Figure dataset records:
..........
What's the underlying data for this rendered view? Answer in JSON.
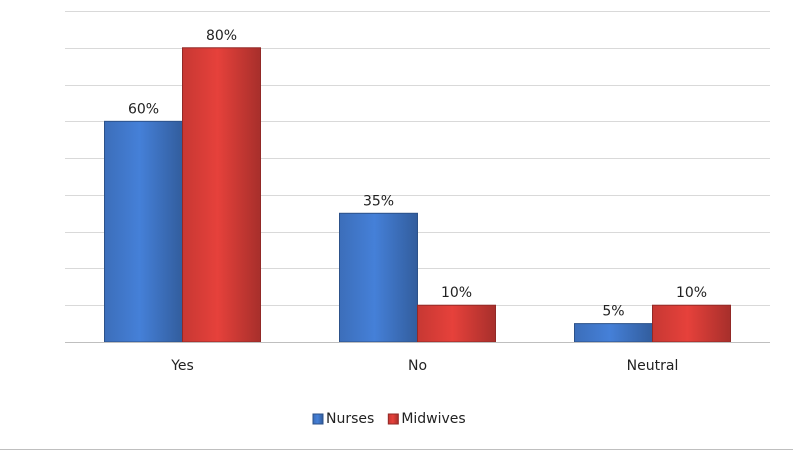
{
  "chart_data": {
    "type": "bar",
    "categories": [
      "Yes",
      "No",
      "Neutral"
    ],
    "series": [
      {
        "name": "Nurses",
        "color": "#3f74c4",
        "values": [
          60,
          35,
          5
        ],
        "value_labels": [
          "60%",
          "35%",
          "5%"
        ]
      },
      {
        "name": "Midwives",
        "color": "#d13b36",
        "values": [
          80,
          10,
          10
        ],
        "value_labels": [
          "80%",
          "10%",
          "10%"
        ]
      }
    ],
    "ylim": [
      0,
      90
    ],
    "yticks": [
      0,
      10,
      20,
      30,
      40,
      50,
      60,
      70,
      80,
      90
    ],
    "show_ytick_labels": false,
    "grid": true,
    "legend": "bottom"
  }
}
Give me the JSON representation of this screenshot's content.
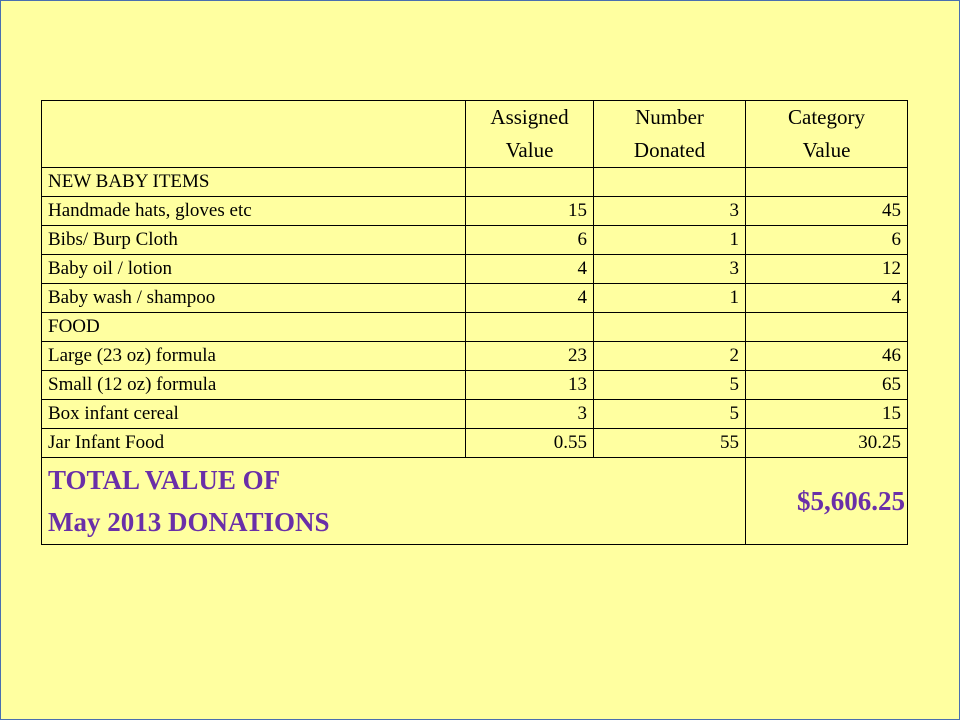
{
  "table": {
    "headers": {
      "item": "",
      "assigned_value": [
        "Assigned",
        "Value"
      ],
      "number_donated": [
        "Number",
        "Donated"
      ],
      "category_value": [
        "Category",
        "Value"
      ]
    },
    "rows": [
      {
        "item": "NEW BABY ITEMS",
        "assigned": "",
        "number": "",
        "category": ""
      },
      {
        "item": "Handmade hats, gloves etc",
        "assigned": "15",
        "number": "3",
        "category": "45"
      },
      {
        "item": "Bibs/ Burp Cloth",
        "assigned": "6",
        "number": "1",
        "category": "6"
      },
      {
        "item": "Baby oil / lotion",
        "assigned": "4",
        "number": "3",
        "category": "12"
      },
      {
        "item": "Baby wash / shampoo",
        "assigned": "4",
        "number": "1",
        "category": "4"
      },
      {
        "item": "FOOD",
        "assigned": "",
        "number": "",
        "category": ""
      },
      {
        "item": "Large (23 oz) formula",
        "assigned": "23",
        "number": "2",
        "category": "46"
      },
      {
        "item": "Small (12 oz) formula",
        "assigned": "13",
        "number": "5",
        "category": "65"
      },
      {
        "item": "Box infant cereal",
        "assigned": "3",
        "number": "5",
        "category": "15"
      },
      {
        "item": "Jar Infant Food",
        "assigned": "0.55",
        "number": "55",
        "category": "30.25"
      }
    ],
    "total": {
      "label_line1": "TOTAL VALUE OF",
      "label_line2": "May 2013 DONATIONS",
      "amount": "$5,606.25"
    }
  },
  "colors": {
    "background": "#ffffa0",
    "total_text": "#6a2fa8",
    "frame": "#4a6fb0"
  }
}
..........
Stated task:
Find the lines above holding the word "this" and show them.

Task output:
What's the underlying data for this rendered view? Answer in JSON.
Give me the JSON representation of this screenshot's content.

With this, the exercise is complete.